Aim of the task:
How many lines in the entries below contain "Langer"? Answer with the number only.

Supplied data:
- - - -
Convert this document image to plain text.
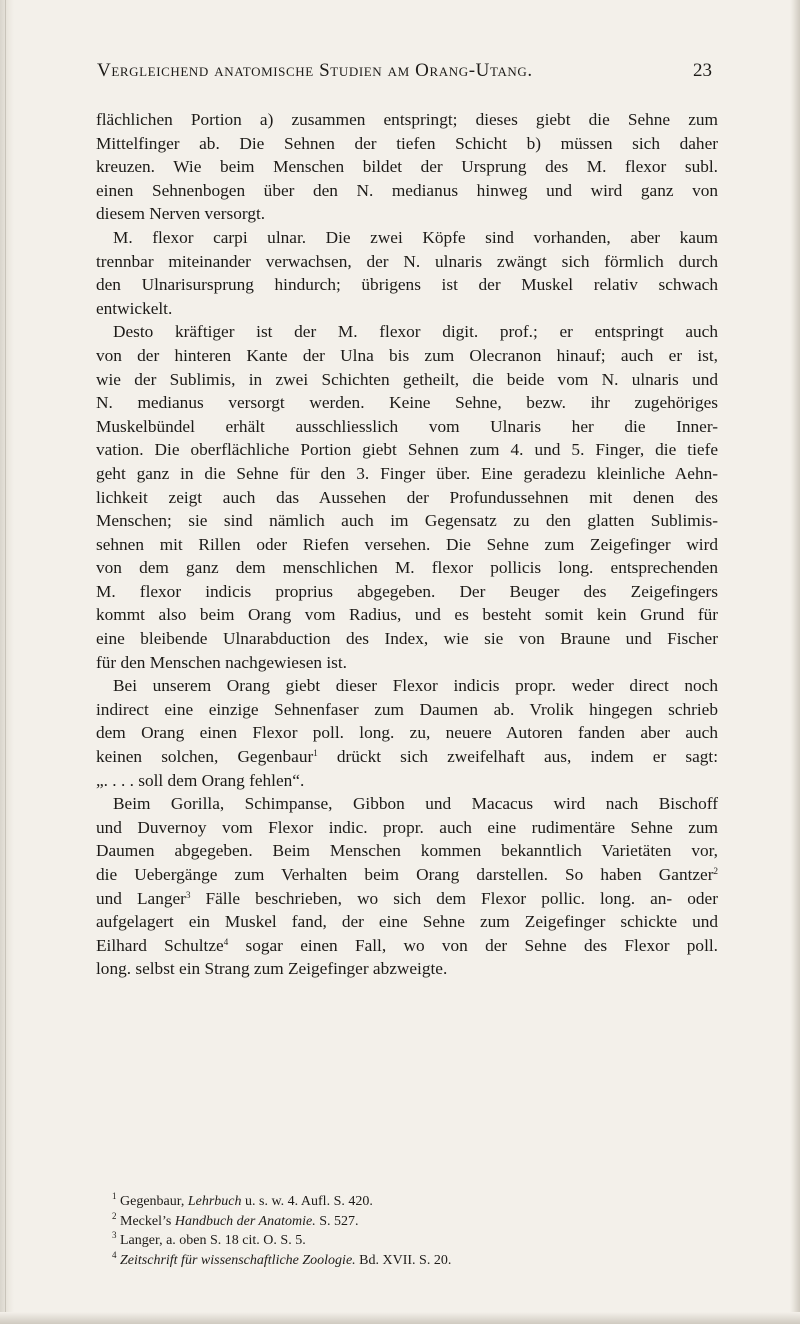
Vergleichend anatomische Studien am Orang-Utang.	23
flächlichen Portion a) zusammen entspringt; dieses giebt die Sehne zum
Mittelfinger ab. Die Sehnen der tiefen Schicht b) müssen sich daher
kreuzen. Wie beim Menschen bildet der Ursprung des M. flexor subl.
einen Sehnenbogen über den N. medianus hinweg und wird ganz von
diesem Nerven versorgt.
M. flexor carpi ulnar. Die zwei Köpfe sind vorhanden, aber kaum
trennbar miteinander verwachsen, der N. ulnaris zwängt sich förmlich durch
den Ulnarisursprung hindurch; übrigens ist der Muskel relativ schwach
entwickelt.
Desto kräftiger ist der M. flexor digit. prof.; er entspringt auch
von der hinteren Kante der Ulna bis zum Olecranon hinauf; auch er ist,
wie der Sublimis, in zwei Schichten getheilt, die beide vom N. ulnaris und
N. medianus versorgt werden. Keine Sehne, bezw. ihr zugehöriges
Muskelbündel erhält ausschliesslich vom Ulnaris her die Inner-
vation. Die oberflächliche Portion giebt Sehnen zum 4. und 5. Finger, die tiefe
geht ganz in die Sehne für den 3. Finger über. Eine geradezu kleinliche Aehn-
lichkeit zeigt auch das Aussehen der Profundussehnen mit denen des
Menschen; sie sind nämlich auch im Gegensatz zu den glatten Sublimis-
sehnen mit Rillen oder Riefen versehen. Die Sehne zum Zeigefinger wird
von dem ganz dem menschlichen M. flexor pollicis long. entsprechenden
M. flexor indicis proprius abgegeben. Der Beuger des Zeigefingers
kommt also beim Orang vom Radius, und es besteht somit kein Grund für
eine bleibende Ulnarabduction des Index, wie sie von Braune und Fischer
für den Menschen nachgewiesen ist.
Bei unserem Orang giebt dieser Flexor indicis propr. weder direct noch
indirect eine einzige Sehnenfaser zum Daumen ab. Vrolik hingegen schrieb
dem Orang einen Flexor poll. long. zu, neuere Autoren fanden aber auch
keinen solchen, Gegenbaur$^1$ drückt sich zweifelhaft aus, indem er sagt:
„. . . . soll dem Orang fehlen“.
Beim Gorilla, Schimpanse, Gibbon und Macacus wird nach Bischoff
und Duvernoy vom Flexor indic. propr. auch eine rudimentäre Sehne zum
Daumen abgegeben. Beim Menschen kommen bekanntlich Varietäten vor,
die Uebergänge zum Verhalten beim Orang darstellen. So haben Gantzer$^2$
und Langer$^3$ Fälle beschrieben, wo sich dem Flexor pollic. long. an- oder
aufgelagert ein Muskel fand, der eine Sehne zum Zeigefinger schickte und
Eilhard Schultze$^4$ sogar einen Fall, wo von der Sehne des Flexor poll.
long. selbst ein Strang zum Zeigefinger abzweigte.
$^1$ Gegenbaur, Lehrbuch u. s. w. 4. Aufl. S. 420.
$^2$ Meckel’s Handbuch der Anatomie. S. 527.
$^3$ Langer, a. oben S. 18 cit. O. S. 5.
$^4$ Zeitschrift für wissenschaftliche Zoologie. Bd. XVII. S. 20.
- - - -
Solution for this problem:
2